▶ _GIVEN EXERCISE_
Write out all lines holding the word "obra".

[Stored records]
** Begin **
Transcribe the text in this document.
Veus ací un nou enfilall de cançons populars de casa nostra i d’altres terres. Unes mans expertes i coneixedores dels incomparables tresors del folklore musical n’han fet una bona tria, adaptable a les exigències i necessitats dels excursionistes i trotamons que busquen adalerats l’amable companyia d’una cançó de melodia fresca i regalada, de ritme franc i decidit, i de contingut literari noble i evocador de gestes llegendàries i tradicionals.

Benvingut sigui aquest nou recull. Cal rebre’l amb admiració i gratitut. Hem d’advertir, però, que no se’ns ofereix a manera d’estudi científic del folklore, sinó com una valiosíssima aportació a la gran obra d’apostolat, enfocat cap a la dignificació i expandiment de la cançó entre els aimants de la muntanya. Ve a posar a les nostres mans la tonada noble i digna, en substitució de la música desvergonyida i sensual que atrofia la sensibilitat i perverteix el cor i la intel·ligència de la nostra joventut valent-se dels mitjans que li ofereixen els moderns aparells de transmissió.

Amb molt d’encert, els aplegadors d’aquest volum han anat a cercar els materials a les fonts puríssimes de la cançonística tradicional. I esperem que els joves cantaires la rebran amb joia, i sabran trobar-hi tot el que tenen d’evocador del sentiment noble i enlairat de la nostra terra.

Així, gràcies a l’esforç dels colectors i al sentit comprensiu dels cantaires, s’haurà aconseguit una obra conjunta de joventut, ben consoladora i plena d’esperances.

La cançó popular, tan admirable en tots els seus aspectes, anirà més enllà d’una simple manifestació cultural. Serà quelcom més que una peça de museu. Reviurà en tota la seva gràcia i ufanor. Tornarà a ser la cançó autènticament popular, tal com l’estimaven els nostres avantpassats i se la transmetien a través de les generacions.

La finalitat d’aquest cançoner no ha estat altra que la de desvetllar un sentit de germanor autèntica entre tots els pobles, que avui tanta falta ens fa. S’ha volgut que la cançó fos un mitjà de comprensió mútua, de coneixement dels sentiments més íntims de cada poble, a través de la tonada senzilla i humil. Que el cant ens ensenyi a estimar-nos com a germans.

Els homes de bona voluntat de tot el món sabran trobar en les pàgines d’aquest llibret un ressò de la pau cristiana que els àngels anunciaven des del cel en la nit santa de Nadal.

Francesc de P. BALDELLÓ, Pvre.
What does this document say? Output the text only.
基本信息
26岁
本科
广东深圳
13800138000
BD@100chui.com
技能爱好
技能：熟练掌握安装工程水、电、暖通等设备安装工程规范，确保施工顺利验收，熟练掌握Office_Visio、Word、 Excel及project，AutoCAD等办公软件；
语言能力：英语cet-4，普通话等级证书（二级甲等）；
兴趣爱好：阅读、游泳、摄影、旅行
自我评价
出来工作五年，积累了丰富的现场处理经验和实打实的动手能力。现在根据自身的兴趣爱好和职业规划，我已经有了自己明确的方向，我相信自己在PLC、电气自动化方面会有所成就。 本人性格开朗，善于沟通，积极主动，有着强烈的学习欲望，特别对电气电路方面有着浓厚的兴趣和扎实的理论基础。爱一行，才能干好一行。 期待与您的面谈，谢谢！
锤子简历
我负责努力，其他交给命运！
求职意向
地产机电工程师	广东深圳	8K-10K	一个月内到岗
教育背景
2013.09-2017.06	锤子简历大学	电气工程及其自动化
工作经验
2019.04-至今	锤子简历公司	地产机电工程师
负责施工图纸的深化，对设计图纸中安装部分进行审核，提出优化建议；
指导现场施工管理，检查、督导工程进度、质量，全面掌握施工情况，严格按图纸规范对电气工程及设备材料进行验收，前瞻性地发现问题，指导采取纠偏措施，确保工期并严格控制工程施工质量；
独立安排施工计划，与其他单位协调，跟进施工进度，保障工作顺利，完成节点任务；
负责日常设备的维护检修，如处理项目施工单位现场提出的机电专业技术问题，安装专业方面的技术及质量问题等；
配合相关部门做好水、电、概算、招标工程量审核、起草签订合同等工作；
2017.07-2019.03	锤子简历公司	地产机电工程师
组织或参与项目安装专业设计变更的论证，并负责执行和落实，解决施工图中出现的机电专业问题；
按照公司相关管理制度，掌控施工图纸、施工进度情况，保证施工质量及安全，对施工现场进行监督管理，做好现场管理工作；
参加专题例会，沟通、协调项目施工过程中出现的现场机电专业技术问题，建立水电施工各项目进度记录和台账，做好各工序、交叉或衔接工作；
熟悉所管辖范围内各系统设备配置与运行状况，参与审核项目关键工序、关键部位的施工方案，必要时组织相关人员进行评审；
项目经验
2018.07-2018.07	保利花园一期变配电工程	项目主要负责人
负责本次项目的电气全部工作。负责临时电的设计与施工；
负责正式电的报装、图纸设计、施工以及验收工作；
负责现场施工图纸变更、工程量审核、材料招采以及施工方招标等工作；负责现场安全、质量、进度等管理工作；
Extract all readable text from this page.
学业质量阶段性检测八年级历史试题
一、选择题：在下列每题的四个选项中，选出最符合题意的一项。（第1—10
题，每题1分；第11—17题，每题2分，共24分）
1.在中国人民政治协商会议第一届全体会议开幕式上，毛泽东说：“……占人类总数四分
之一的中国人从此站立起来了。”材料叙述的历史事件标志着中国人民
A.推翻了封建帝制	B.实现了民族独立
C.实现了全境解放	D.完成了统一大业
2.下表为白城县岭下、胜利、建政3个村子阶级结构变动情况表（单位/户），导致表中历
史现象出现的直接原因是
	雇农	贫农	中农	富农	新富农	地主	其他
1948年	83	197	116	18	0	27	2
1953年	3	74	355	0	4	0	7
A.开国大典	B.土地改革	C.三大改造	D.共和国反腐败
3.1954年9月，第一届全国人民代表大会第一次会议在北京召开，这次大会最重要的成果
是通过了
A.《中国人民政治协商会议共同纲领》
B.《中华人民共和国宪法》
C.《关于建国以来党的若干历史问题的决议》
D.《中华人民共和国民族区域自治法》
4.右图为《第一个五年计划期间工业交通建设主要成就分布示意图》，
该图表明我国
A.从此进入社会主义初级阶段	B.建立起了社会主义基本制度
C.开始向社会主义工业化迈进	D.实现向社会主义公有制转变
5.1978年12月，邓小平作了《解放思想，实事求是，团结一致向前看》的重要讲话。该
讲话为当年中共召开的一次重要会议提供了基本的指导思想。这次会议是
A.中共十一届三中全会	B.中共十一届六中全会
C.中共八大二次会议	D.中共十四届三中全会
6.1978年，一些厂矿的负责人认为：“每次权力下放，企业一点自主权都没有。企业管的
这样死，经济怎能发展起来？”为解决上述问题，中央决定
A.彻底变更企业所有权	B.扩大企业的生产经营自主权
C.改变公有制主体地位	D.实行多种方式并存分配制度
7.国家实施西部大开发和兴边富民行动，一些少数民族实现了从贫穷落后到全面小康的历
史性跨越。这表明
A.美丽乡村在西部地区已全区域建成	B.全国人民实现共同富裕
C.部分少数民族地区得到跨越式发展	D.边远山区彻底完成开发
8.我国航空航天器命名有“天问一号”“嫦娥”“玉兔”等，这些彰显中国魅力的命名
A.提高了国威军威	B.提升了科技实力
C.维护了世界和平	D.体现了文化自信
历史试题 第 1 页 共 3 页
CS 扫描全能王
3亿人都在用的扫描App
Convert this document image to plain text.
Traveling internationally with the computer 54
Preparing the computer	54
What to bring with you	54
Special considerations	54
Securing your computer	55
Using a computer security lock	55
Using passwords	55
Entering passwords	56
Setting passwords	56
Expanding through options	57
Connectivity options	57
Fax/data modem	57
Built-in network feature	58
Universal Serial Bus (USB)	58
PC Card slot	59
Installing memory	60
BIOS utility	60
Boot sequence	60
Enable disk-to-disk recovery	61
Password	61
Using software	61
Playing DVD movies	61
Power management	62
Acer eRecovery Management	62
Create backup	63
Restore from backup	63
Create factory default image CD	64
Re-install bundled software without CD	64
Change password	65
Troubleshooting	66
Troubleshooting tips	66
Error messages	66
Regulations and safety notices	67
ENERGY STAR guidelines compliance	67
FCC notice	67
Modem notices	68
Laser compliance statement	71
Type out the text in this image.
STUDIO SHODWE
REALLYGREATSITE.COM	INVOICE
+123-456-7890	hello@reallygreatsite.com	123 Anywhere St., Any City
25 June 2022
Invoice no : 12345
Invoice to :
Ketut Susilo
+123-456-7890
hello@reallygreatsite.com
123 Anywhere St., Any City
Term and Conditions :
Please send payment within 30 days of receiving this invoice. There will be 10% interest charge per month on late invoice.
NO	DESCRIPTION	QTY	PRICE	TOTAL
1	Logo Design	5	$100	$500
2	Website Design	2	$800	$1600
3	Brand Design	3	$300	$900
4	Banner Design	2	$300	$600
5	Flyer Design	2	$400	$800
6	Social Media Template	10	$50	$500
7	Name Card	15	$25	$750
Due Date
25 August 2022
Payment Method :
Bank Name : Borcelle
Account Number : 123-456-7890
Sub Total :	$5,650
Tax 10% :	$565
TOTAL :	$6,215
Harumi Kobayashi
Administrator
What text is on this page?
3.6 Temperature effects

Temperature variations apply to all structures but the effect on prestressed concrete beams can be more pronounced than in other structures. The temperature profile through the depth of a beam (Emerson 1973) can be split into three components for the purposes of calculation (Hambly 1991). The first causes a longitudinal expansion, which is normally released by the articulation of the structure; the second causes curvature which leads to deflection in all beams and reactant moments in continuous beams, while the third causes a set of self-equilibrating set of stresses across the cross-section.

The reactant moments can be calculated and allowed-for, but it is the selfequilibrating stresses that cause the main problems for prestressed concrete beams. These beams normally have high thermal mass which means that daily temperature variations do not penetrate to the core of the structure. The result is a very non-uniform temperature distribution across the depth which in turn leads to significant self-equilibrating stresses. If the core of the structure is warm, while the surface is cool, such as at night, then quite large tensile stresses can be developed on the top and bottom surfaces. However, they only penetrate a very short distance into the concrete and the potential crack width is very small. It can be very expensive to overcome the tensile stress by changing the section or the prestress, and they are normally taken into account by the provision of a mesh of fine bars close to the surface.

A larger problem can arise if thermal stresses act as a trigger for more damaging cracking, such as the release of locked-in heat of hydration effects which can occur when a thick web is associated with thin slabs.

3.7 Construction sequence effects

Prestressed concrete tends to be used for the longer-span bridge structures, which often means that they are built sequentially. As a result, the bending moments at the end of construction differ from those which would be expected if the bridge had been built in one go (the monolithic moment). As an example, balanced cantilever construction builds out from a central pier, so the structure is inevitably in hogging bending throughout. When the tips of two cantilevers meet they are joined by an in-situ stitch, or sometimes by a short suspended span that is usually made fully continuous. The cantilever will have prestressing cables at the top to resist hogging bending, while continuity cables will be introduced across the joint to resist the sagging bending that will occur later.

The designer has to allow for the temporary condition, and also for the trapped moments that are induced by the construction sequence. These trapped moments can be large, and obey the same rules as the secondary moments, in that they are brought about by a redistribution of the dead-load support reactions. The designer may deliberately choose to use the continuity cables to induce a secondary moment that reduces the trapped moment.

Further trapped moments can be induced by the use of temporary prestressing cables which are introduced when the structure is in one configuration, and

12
** End **
▶ _EXERCISE RESPONSE_
Benvingut sigui aquest nou recull. Cal rebre’l amb admiració i gratitut. Hem d’advertir, però, que no se’ns ofereix a manera d’estudi científic del folklore, sinó com una valiosíssima aportació a la gran obra d’apostolat, enfocat cap a la dignificació i expandiment de la cançó entre els aimants de la muntanya. Ve a posar a les nostres mans la tonada noble i digna, en substitució de la música desvergonyida i sensual que atrofia la sensibilitat i perverteix el cor i la intel·ligència de la nostra joventut valent-se dels mitjans que li ofereixen els moderns aparells de transmissió.
Així, gràcies a l’esforç dels colectors i al sentit comprensiu dels cantaires, s’haurà aconseguit una obra conjunta de joventut, ben consoladora i plena d’esperances.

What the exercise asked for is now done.